= TO DO =
Pick out every line of the entries below where "convertedValues" occurs, and copy those lines.

## BEGIN

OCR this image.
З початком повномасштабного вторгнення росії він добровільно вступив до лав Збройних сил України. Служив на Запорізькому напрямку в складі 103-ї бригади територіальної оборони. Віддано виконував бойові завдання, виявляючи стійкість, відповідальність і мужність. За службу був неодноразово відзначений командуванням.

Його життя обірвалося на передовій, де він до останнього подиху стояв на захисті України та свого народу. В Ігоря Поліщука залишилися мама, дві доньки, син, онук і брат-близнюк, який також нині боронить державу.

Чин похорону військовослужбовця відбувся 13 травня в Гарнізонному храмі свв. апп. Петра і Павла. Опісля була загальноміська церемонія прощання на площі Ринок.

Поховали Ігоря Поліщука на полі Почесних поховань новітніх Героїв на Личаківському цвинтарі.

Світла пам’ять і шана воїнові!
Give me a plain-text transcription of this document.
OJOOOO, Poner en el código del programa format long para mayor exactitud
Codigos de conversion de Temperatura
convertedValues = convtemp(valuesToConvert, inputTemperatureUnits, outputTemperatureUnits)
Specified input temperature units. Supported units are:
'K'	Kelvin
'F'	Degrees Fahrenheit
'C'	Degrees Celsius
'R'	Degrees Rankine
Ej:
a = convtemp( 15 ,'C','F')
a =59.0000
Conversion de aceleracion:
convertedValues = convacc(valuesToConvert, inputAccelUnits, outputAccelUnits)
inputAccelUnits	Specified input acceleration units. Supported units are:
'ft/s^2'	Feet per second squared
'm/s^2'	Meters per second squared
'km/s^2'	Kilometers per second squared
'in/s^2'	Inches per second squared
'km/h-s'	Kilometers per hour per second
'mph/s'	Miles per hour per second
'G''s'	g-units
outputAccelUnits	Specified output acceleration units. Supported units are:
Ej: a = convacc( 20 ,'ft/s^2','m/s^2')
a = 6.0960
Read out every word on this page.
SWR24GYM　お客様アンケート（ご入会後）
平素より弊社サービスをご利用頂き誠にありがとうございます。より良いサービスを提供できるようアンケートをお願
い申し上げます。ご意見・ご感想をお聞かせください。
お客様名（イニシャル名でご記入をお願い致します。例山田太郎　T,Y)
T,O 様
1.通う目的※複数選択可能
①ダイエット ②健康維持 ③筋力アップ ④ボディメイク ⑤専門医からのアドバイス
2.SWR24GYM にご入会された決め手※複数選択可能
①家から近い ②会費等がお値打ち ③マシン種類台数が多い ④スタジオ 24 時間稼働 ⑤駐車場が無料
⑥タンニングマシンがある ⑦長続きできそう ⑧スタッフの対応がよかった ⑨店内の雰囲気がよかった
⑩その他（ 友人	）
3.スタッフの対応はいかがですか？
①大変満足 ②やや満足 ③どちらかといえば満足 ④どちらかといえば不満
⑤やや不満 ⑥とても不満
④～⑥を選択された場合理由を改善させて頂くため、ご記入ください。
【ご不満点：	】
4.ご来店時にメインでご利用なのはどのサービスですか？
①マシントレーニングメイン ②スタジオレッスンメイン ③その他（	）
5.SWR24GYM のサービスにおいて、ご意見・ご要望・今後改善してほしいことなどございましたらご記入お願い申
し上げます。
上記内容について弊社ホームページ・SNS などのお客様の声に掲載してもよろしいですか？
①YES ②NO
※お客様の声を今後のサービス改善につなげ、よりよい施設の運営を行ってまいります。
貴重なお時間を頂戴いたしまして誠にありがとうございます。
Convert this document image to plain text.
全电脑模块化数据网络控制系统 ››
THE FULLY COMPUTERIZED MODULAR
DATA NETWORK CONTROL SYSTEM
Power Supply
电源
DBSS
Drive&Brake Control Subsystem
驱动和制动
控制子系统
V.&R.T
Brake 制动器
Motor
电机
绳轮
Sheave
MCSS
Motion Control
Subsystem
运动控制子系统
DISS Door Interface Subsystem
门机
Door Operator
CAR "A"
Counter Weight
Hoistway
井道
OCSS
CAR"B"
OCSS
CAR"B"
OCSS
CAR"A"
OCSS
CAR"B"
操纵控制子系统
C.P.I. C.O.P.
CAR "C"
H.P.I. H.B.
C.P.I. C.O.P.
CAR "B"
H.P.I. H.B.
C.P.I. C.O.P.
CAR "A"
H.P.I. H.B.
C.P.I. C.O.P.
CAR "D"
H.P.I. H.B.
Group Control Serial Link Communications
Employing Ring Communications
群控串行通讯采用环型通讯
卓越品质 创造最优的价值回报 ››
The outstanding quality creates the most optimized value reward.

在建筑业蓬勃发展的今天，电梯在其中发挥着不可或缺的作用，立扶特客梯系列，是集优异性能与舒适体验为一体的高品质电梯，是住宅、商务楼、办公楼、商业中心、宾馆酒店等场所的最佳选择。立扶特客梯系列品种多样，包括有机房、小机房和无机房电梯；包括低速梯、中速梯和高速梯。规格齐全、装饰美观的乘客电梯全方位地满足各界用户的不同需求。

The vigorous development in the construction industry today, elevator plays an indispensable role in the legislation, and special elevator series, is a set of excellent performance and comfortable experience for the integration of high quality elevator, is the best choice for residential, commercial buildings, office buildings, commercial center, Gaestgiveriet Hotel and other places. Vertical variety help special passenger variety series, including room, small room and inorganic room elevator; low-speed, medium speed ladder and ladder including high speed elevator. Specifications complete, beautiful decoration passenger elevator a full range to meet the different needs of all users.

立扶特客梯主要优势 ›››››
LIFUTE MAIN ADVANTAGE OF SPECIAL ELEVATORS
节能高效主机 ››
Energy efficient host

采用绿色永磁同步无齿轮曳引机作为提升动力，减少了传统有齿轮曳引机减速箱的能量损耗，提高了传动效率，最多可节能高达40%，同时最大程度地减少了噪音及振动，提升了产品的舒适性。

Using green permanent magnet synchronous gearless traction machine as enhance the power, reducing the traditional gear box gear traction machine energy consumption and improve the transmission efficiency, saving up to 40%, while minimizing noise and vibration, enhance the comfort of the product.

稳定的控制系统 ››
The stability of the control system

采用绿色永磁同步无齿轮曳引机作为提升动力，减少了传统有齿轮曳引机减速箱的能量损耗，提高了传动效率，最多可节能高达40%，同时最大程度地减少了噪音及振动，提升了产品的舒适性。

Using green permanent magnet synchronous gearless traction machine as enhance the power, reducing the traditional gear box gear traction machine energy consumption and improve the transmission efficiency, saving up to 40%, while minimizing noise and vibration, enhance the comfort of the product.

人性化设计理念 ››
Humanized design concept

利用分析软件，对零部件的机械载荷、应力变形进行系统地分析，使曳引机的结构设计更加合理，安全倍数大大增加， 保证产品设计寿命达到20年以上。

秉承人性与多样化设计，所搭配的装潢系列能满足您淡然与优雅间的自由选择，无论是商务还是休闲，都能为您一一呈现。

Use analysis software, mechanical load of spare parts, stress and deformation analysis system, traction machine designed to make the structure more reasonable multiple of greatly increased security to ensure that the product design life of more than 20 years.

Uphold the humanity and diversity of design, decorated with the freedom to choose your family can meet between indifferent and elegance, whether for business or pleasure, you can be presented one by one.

## END

= COMPLETE OUTPUT =
convertedValues = convtemp(valuesToConvert, inputTemperatureUnits, outputTemperatureUnits)
convertedValues = convacc(valuesToConvert, inputAccelUnits, outputAccelUnits)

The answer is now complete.